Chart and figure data
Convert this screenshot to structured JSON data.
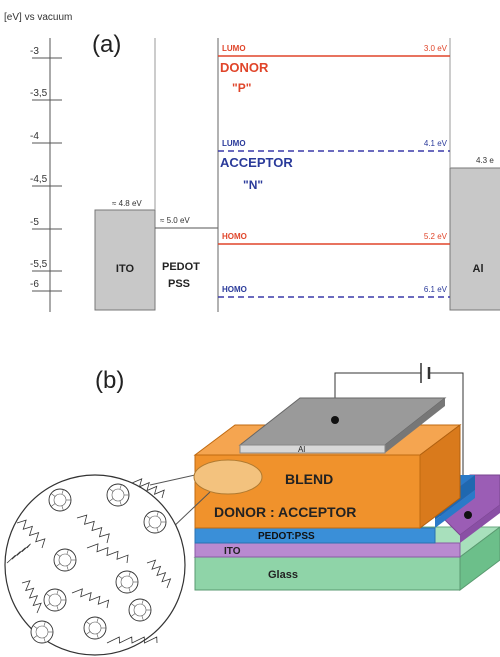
{
  "panel_a": {
    "label": "(a)",
    "axis_title": "[eV] vs vacuum",
    "axis_ticks": [
      "-3",
      "-3,5",
      "-4",
      "-4,5",
      "-5",
      "-5,5",
      "-6"
    ],
    "ito": {
      "label": "ITO",
      "level": "≈ 4.8 eV"
    },
    "pedot": {
      "label_lines": [
        "PEDOT",
        "PSS"
      ],
      "level": "≈ 5.0 eV"
    },
    "al": {
      "label": "Al",
      "level": "4.3 e"
    },
    "donor": {
      "name": "DONOR",
      "short": "\"P\"",
      "lumo": {
        "label": "LUMO",
        "value": "3.0 eV"
      },
      "homo": {
        "label": "HOMO",
        "value": "5.2 eV"
      }
    },
    "acceptor": {
      "name": "ACCEPTOR",
      "short": "\"N\"",
      "lumo": {
        "label": "LUMO",
        "value": "4.1 eV"
      },
      "homo": {
        "label": "HOMO",
        "value": "6.1 eV"
      }
    }
  },
  "panel_b": {
    "label": "(b)",
    "layers": {
      "al": "Al",
      "blend": [
        "BLEND",
        "DONOR : ACCEPTOR"
      ],
      "pedot": "PEDOT:PSS",
      "ito": "ITO",
      "glass": "Glass"
    }
  }
}
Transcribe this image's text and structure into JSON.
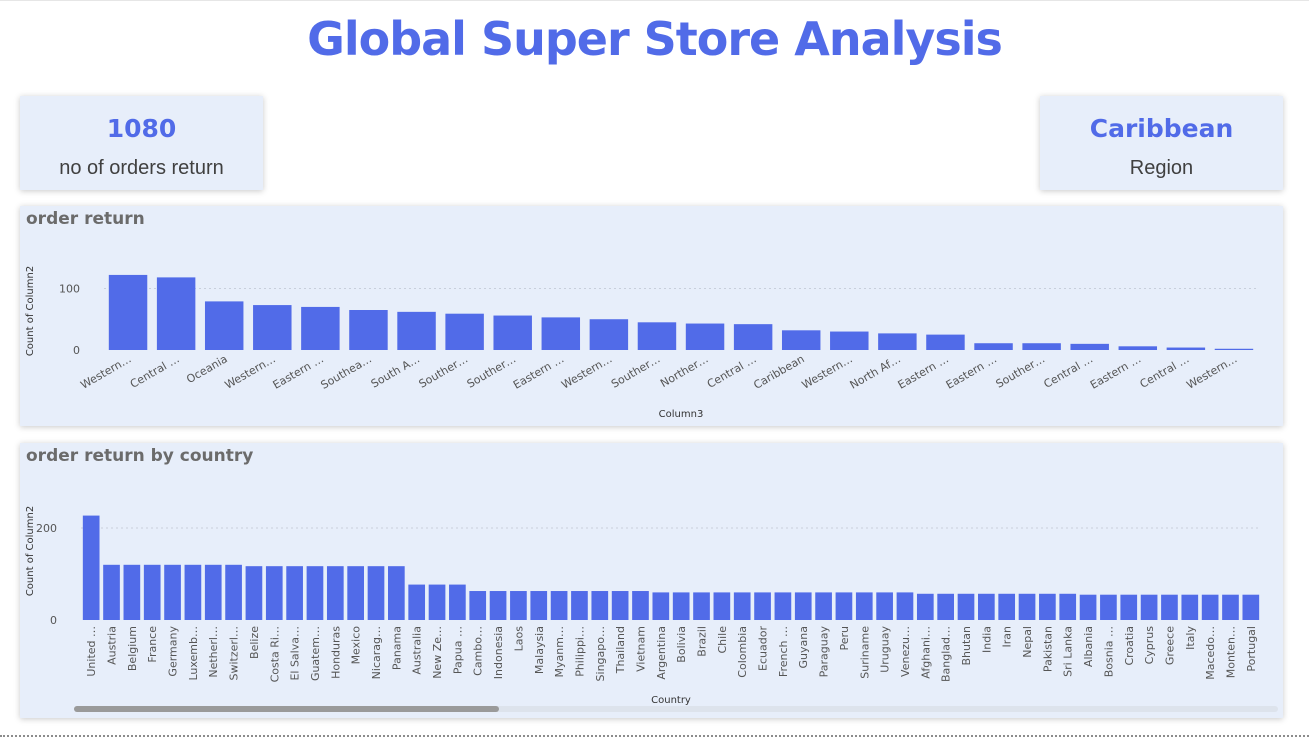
{
  "page": {
    "title": "Global Super Store Analysis"
  },
  "colors": {
    "accent": "#516be8",
    "card_bg": "#e7eefa",
    "title_gray": "#6b6b6b"
  },
  "kpi_returns": {
    "value": "1080",
    "label": "no of orders return"
  },
  "kpi_region": {
    "value": "Caribbean",
    "label": "Region"
  },
  "chart_data": [
    {
      "type": "bar",
      "title": "order return",
      "xlabel": "Column3",
      "ylabel": "Count of Column2",
      "ylim": [
        0,
        130
      ],
      "yticks": [
        0,
        100
      ],
      "grid": true,
      "categories": [
        "Western…",
        "Central …",
        "Oceania",
        "Western…",
        "Eastern …",
        "Southea…",
        "South A…",
        "Souther…",
        "Souther…",
        "Eastern …",
        "Western…",
        "Souther…",
        "Norther…",
        "Central …",
        "Caribbean",
        "Western…",
        "North Af…",
        "Eastern …",
        "Eastern …",
        "Souther…",
        "Central …",
        "Eastern …",
        "Central …",
        "Western…"
      ],
      "values": [
        122,
        118,
        79,
        73,
        70,
        65,
        62,
        59,
        56,
        53,
        50,
        45,
        43,
        42,
        32,
        30,
        27,
        25,
        11,
        11,
        10,
        6,
        4,
        2
      ]
    },
    {
      "type": "bar",
      "title": "order return by country",
      "xlabel": "Country",
      "ylabel": "Count of Column2",
      "ylim": [
        0,
        250
      ],
      "yticks": [
        0,
        200
      ],
      "grid": true,
      "categories": [
        "United …",
        "Austria",
        "Belgium",
        "France",
        "Germany",
        "Luxemb…",
        "Netherl…",
        "Switzerl…",
        "Belize",
        "Costa Ri…",
        "El Salva…",
        "Guatem…",
        "Honduras",
        "Mexico",
        "Nicarag…",
        "Panama",
        "Australia",
        "New Ze…",
        "Papua …",
        "Cambo…",
        "Indonesia",
        "Laos",
        "Malaysia",
        "Myanm…",
        "Philippi…",
        "Singapo…",
        "Thailand",
        "Vietnam",
        "Argentina",
        "Bolivia",
        "Brazil",
        "Chile",
        "Colombia",
        "Ecuador",
        "French …",
        "Guyana",
        "Paraguay",
        "Peru",
        "Suriname",
        "Uruguay",
        "Venezu…",
        "Afghani…",
        "Banglad…",
        "Bhutan",
        "India",
        "Iran",
        "Nepal",
        "Pakistan",
        "Sri Lanka",
        "Albania",
        "Bosnia …",
        "Croatia",
        "Cyprus",
        "Greece",
        "Italy",
        "Macedo…",
        "Monten…",
        "Portugal"
      ],
      "values": [
        227,
        120,
        120,
        120,
        120,
        120,
        120,
        120,
        117,
        117,
        117,
        117,
        117,
        117,
        117,
        117,
        77,
        77,
        77,
        63,
        63,
        63,
        63,
        63,
        63,
        63,
        63,
        63,
        60,
        60,
        60,
        60,
        60,
        60,
        60,
        60,
        60,
        60,
        60,
        60,
        60,
        57,
        57,
        57,
        57,
        57,
        57,
        57,
        57,
        55,
        55,
        55,
        55,
        55,
        55,
        55,
        55,
        55
      ]
    }
  ]
}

- **Required task**:
Retype every record above exactly as written, but leave out the pictures.

- **Response to the task**:
Convert this screenshot to structured JSON data.
{
  "panel_a": {
    "label": "(a)",
    "axis_title": "[eV] vs vacuum",
    "axis_ticks": [
      "-3",
      "-3,5",
      "-4",
      "-4,5",
      "-5",
      "-5,5",
      "-6"
    ],
    "ito": {
      "label": "ITO",
      "level": "≈ 4.8 eV"
    },
    "pedot": {
      "label_lines": [
        "PEDOT",
        "PSS"
      ],
      "level": "≈ 5.0 eV"
    },
    "al": {
      "label": "Al",
      "level": "4.3 e"
    },
    "donor": {
      "name": "DONOR",
      "short": "\"P\"",
      "lumo": {
        "label": "LUMO",
        "value": "3.0 eV"
      },
      "homo": {
        "label": "HOMO",
        "value": "5.2 eV"
      }
    },
    "acceptor": {
      "name": "ACCEPTOR",
      "short": "\"N\"",
      "lumo": {
        "label": "LUMO",
        "value": "4.1 eV"
      },
      "homo": {
        "label": "HOMO",
        "value": "6.1 eV"
      }
    }
  },
  "panel_b": {
    "label": "(b)",
    "layers": {
      "al": "Al",
      "blend": [
        "BLEND",
        "DONOR : ACCEPTOR"
      ],
      "pedot": "PEDOT:PSS",
      "ito": "ITO",
      "glass": "Glass"
    }
  }
}
Transcribe this image's text and structure into JSON.
{
  "page": {
    "title": "Global Super Store Analysis"
  },
  "colors": {
    "accent": "#516be8",
    "card_bg": "#e7eefa",
    "title_gray": "#6b6b6b"
  },
  "kpi_returns": {
    "value": "1080",
    "label": "no of orders return"
  },
  "kpi_region": {
    "value": "Caribbean",
    "label": "Region"
  },
  "chart_data": [
    {
      "type": "bar",
      "title": "order return",
      "xlabel": "Column3",
      "ylabel": "Count of Column2",
      "ylim": [
        0,
        130
      ],
      "yticks": [
        0,
        100
      ],
      "grid": true,
      "categories": [
        "Western…",
        "Central …",
        "Oceania",
        "Western…",
        "Eastern …",
        "Southea…",
        "South A…",
        "Souther…",
        "Souther…",
        "Eastern …",
        "Western…",
        "Souther…",
        "Norther…",
        "Central …",
        "Caribbean",
        "Western…",
        "North Af…",
        "Eastern …",
        "Eastern …",
        "Souther…",
        "Central …",
        "Eastern …",
        "Central …",
        "Western…"
      ],
      "values": [
        122,
        118,
        79,
        73,
        70,
        65,
        62,
        59,
        56,
        53,
        50,
        45,
        43,
        42,
        32,
        30,
        27,
        25,
        11,
        11,
        10,
        6,
        4,
        2
      ]
    },
    {
      "type": "bar",
      "title": "order return by country",
      "xlabel": "Country",
      "ylabel": "Count of Column2",
      "ylim": [
        0,
        250
      ],
      "yticks": [
        0,
        200
      ],
      "grid": true,
      "categories": [
        "United …",
        "Austria",
        "Belgium",
        "France",
        "Germany",
        "Luxemb…",
        "Netherl…",
        "Switzerl…",
        "Belize",
        "Costa Ri…",
        "El Salva…",
        "Guatem…",
        "Honduras",
        "Mexico",
        "Nicarag…",
        "Panama",
        "Australia",
        "New Ze…",
        "Papua …",
        "Cambo…",
        "Indonesia",
        "Laos",
        "Malaysia",
        "Myanm…",
        "Philippi…",
        "Singapo…",
        "Thailand",
        "Vietnam",
        "Argentina",
        "Bolivia",
        "Brazil",
        "Chile",
        "Colombia",
        "Ecuador",
        "French …",
        "Guyana",
        "Paraguay",
        "Peru",
        "Suriname",
        "Uruguay",
        "Venezu…",
        "Afghani…",
        "Banglad…",
        "Bhutan",
        "India",
        "Iran",
        "Nepal",
        "Pakistan",
        "Sri Lanka",
        "Albania",
        "Bosnia …",
        "Croatia",
        "Cyprus",
        "Greece",
        "Italy",
        "Macedo…",
        "Monten…",
        "Portugal"
      ],
      "values": [
        227,
        120,
        120,
        120,
        120,
        120,
        120,
        120,
        117,
        117,
        117,
        117,
        117,
        117,
        117,
        117,
        77,
        77,
        77,
        63,
        63,
        63,
        63,
        63,
        63,
        63,
        63,
        63,
        60,
        60,
        60,
        60,
        60,
        60,
        60,
        60,
        60,
        60,
        60,
        60,
        60,
        57,
        57,
        57,
        57,
        57,
        57,
        57,
        57,
        55,
        55,
        55,
        55,
        55,
        55,
        55,
        55,
        55
      ]
    }
  ]
}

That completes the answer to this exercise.